- [原文抜粋]:
◆ ◆ ◆ ◆ ◆ ◆ ◆

それから具体的な話になると、なぜ週休二日制にする!逆だろうが!
たくさんの時間で一つのことを教えるから「ゆとり」になるんだろうが!
あと、「総合的な学習の時間」という、ゆとり教育の目玉があるんだけど。
まあ、「ペーパーテストにこだわらない生きる力を育む授業」らしい。
しかし、これ、有効に使われていない。当たり前だけど。
新しい科目を作るのなら、まずは大学の教育学部で専門の教員を養成して、教えられる体制になってからGOサインを出すべきだろ?
何で専門としている教員がいないままやる?
文科省が本気でやっていると思われないのも当然じゃないか?
(ちなみに、僕は教育実習に行ったことがあるのだが、総合的な学習をやるに当たっての指導教官の一言「テキトーに時間潰してくれればいいよ」)
それから「情報」っていう時間も新しくできた。
コレは「来るべきIT社会において必要な情報化技術を身につける」ってことらしい。
(当たり前だけど、こうやって新しい科目をポンポン作ることによるしわ寄せは主要科目の時間数削減という形になる)
コレも、専門の教官がいないままスタートしたため、(一応、形だけの講習を受けたら情報を教える免許がもらえる)「教える先生より生徒の方が詳しい」っていう状況がザラだ。
そりゃそうだ。新しい技術に対応できるのは若い世代の方が得意に決まってる。
つーか、ワードとかエクセルとか使えないおっさんがいるとかメディアで言うけど、
どうやったら「使えない」っていう状況になれるのかが分からない。
あんなもの説明書読んで適当にいじくればできるじゃないか。
わざわざ学校で教える意味も分からないし、それすら教えられない教師がいるっていう状況も絶望的だ。


何より、ゆとり教育を実践したのがあの鬼畜寺脇研ってのが気に食わない。
僕の中では寺脇研と兵本達吉と阿部知子が日本現役三大鬼畜として光臨している。

◆ ◆ ◆ ◆ ◆ ◆ ◆

- [提供データ]:
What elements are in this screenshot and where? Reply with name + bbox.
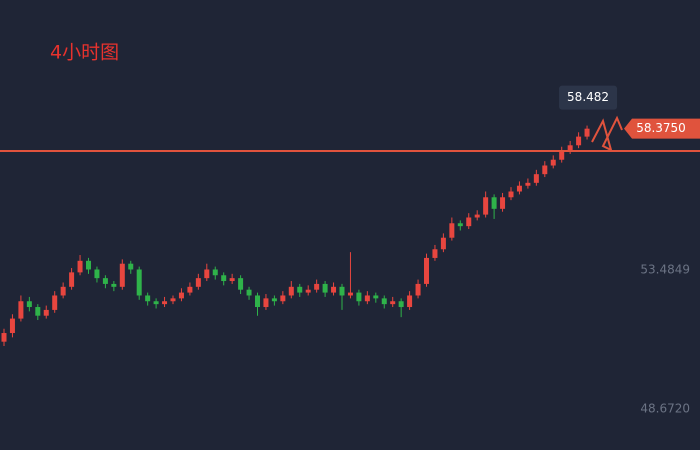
candle-body <box>474 214 480 218</box>
price-tag-label: 58.3750 <box>636 121 686 135</box>
candle-body <box>86 260 91 270</box>
candle-body <box>449 223 455 238</box>
candle-body <box>424 257 429 284</box>
tooltip-box <box>559 85 618 110</box>
candle-body <box>170 298 176 302</box>
candle-body <box>26 301 32 308</box>
candle-body <box>195 278 201 287</box>
candle-body <box>255 295 260 308</box>
candle-body <box>508 191 514 198</box>
candle-body <box>246 289 252 296</box>
candle-body <box>77 260 83 273</box>
candle-body <box>271 298 277 302</box>
candle-body <box>18 301 24 319</box>
candle-body <box>314 283 320 290</box>
candle-body <box>516 185 522 192</box>
candle-body <box>432 249 438 258</box>
candle-body <box>178 292 184 299</box>
candle-body <box>69 272 75 287</box>
candle-body <box>212 269 218 276</box>
candle-body <box>102 278 108 284</box>
candle-body <box>457 223 463 227</box>
y-tick-label: 48.6720 <box>640 401 690 415</box>
candle-body <box>466 217 472 227</box>
candle-body <box>584 128 590 137</box>
candle-body <box>559 151 565 160</box>
candle-body <box>204 269 210 279</box>
candle-body <box>187 286 193 293</box>
candle-body <box>533 174 539 183</box>
candle-body <box>491 197 497 209</box>
candle-body <box>229 278 235 282</box>
candle-body <box>52 295 58 310</box>
candle-body <box>356 292 362 302</box>
candle-body <box>238 278 244 290</box>
candle-body <box>373 295 379 299</box>
candle-body <box>542 165 548 175</box>
candle-body <box>128 263 134 270</box>
price-tag <box>624 118 700 139</box>
candle-body <box>1 333 7 342</box>
candle-body <box>390 301 396 305</box>
candle-body <box>576 136 582 146</box>
candle-body <box>288 286 294 296</box>
candle-body <box>9 318 15 334</box>
candle-body <box>280 295 286 302</box>
annotation-arrow <box>591 115 623 152</box>
candle-body <box>153 301 159 305</box>
candle-body <box>407 295 413 308</box>
candle-body <box>364 295 370 302</box>
candle-body <box>297 286 303 293</box>
candle-body <box>43 309 49 316</box>
candle-body <box>500 197 506 209</box>
candle-body <box>60 286 66 296</box>
candle-body <box>525 182 531 186</box>
candle-body <box>440 237 446 250</box>
candle-body <box>35 307 41 316</box>
candle-body <box>136 269 142 296</box>
candle-body <box>145 295 151 302</box>
candle-body <box>339 286 345 296</box>
candle-body <box>94 269 100 279</box>
candle-body <box>162 301 168 305</box>
tooltip-label: 58.482 <box>567 90 609 104</box>
candle-body <box>415 283 421 296</box>
candle-body <box>331 286 337 293</box>
candle-body <box>398 301 404 308</box>
y-tick-label: 53.4849 <box>640 262 690 276</box>
candle-body <box>305 289 311 293</box>
candle-body <box>550 159 556 166</box>
candle-body <box>221 275 227 282</box>
candle-body <box>483 197 489 215</box>
candle-body <box>567 145 573 152</box>
candle-body <box>263 298 269 308</box>
candle-body <box>381 298 387 305</box>
candle-body <box>322 283 328 293</box>
candle-body <box>111 283 117 287</box>
candle-body <box>119 263 125 287</box>
chart-title: 4小时图 <box>50 42 119 64</box>
candle-body <box>347 292 353 296</box>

◆ ◆ ◆ ◆ ◆ ◆ ◆

- [課題 A]:
ゆとり教育の文章のうち、「あと、「総合的な学習の時間」という、ゆとり教育の目玉があるんだけど。」から「らGOサインを出すべきだろ?」までを、終わりの語句も含めて一字一句そのまま書き写してください。
- [課題 B]:
ゆとり教育の文章で、かぎかっこ「」に囲まれている語句はどれですか。出てくる順にすべて挙げてください。

- [解答 A]:
あと、「総合的な学習の時間」という、ゆとり教育の目玉があるんだけど。
まあ、「ペーパーテストにこだわらない生きる力を育む授業」らしい。
しかし、これ、有効に使われていない。当たり前だけど。
新しい科目を作るのなら、まずは大学の教育学部で専門の教員を養成して、教えられる体制になってからGOサインを出すべきだろ?

- [解答 B]:
1. ゆとり
2. 総合的な学習の時間
3. ペーパーテストにこだわらない生きる力を育む授業
4. テキトーに時間潰してくれればいいよ
5. 情報
6. 来るべきIT社会において必要な情報化技術を身につける
7. 教える先生より生徒の方が詳しい
8. 使えない